-- The problem --
Word for word, quote all of the material, omitting the pictures.

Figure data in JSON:
↓↓↓

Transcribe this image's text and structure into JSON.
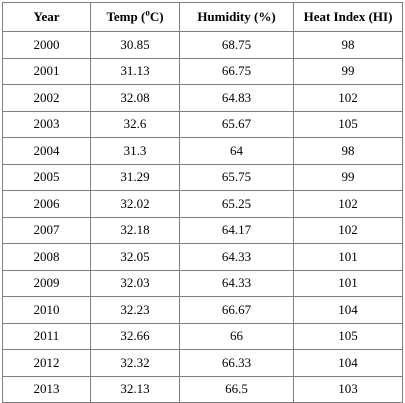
{
  "table": {
    "headers": {
      "year": "Year",
      "temp_prefix": "Temp (",
      "temp_degree": "o",
      "temp_suffix": "C)",
      "humidity": "Humidity (%)",
      "heat_index": "Heat Index (HI)"
    },
    "rows": [
      {
        "year": "2000",
        "temp": "30.85",
        "humidity": "68.75",
        "hi": "98"
      },
      {
        "year": "2001",
        "temp": "31.13",
        "humidity": "66.75",
        "hi": "99"
      },
      {
        "year": "2002",
        "temp": "32.08",
        "humidity": "64.83",
        "hi": "102"
      },
      {
        "year": "2003",
        "temp": "32.6",
        "humidity": "65.67",
        "hi": "105"
      },
      {
        "year": "2004",
        "temp": "31.3",
        "humidity": "64",
        "hi": "98"
      },
      {
        "year": "2005",
        "temp": "31.29",
        "humidity": "65.75",
        "hi": "99"
      },
      {
        "year": "2006",
        "temp": "32.02",
        "humidity": "65.25",
        "hi": "102"
      },
      {
        "year": "2007",
        "temp": "32.18",
        "humidity": "64.17",
        "hi": "102"
      },
      {
        "year": "2008",
        "temp": "32.05",
        "humidity": "64.33",
        "hi": "101"
      },
      {
        "year": "2009",
        "temp": "32.03",
        "humidity": "64.33",
        "hi": "101"
      },
      {
        "year": "2010",
        "temp": "32.23",
        "humidity": "66.67",
        "hi": "104"
      },
      {
        "year": "2011",
        "temp": "32.66",
        "humidity": "66",
        "hi": "105"
      },
      {
        "year": "2012",
        "temp": "32.32",
        "humidity": "66.33",
        "hi": "104"
      },
      {
        "year": "2013",
        "temp": "32.13",
        "humidity": "66.5",
        "hi": "103"
      }
    ]
  }
}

↑↑↑

-- Response below --
Transcribe this image's text and structure into JSON.
{
  "table": {
    "headers": {
      "year": "Year",
      "temp_prefix": "Temp (",
      "temp_degree": "o",
      "temp_suffix": "C)",
      "humidity": "Humidity (%)",
      "heat_index": "Heat Index (HI)"
    },
    "rows": [
      {
        "year": "2000",
        "temp": "30.85",
        "humidity": "68.75",
        "hi": "98"
      },
      {
        "year": "2001",
        "temp": "31.13",
        "humidity": "66.75",
        "hi": "99"
      },
      {
        "year": "2002",
        "temp": "32.08",
        "humidity": "64.83",
        "hi": "102"
      },
      {
        "year": "2003",
        "temp": "32.6",
        "humidity": "65.67",
        "hi": "105"
      },
      {
        "year": "2004",
        "temp": "31.3",
        "humidity": "64",
        "hi": "98"
      },
      {
        "year": "2005",
        "temp": "31.29",
        "humidity": "65.75",
        "hi": "99"
      },
      {
        "year": "2006",
        "temp": "32.02",
        "humidity": "65.25",
        "hi": "102"
      },
      {
        "year": "2007",
        "temp": "32.18",
        "humidity": "64.17",
        "hi": "102"
      },
      {
        "year": "2008",
        "temp": "32.05",
        "humidity": "64.33",
        "hi": "101"
      },
      {
        "year": "2009",
        "temp": "32.03",
        "humidity": "64.33",
        "hi": "101"
      },
      {
        "year": "2010",
        "temp": "32.23",
        "humidity": "66.67",
        "hi": "104"
      },
      {
        "year": "2011",
        "temp": "32.66",
        "humidity": "66",
        "hi": "105"
      },
      {
        "year": "2012",
        "temp": "32.32",
        "humidity": "66.33",
        "hi": "104"
      },
      {
        "year": "2013",
        "temp": "32.13",
        "humidity": "66.5",
        "hi": "103"
      }
    ]
  }
}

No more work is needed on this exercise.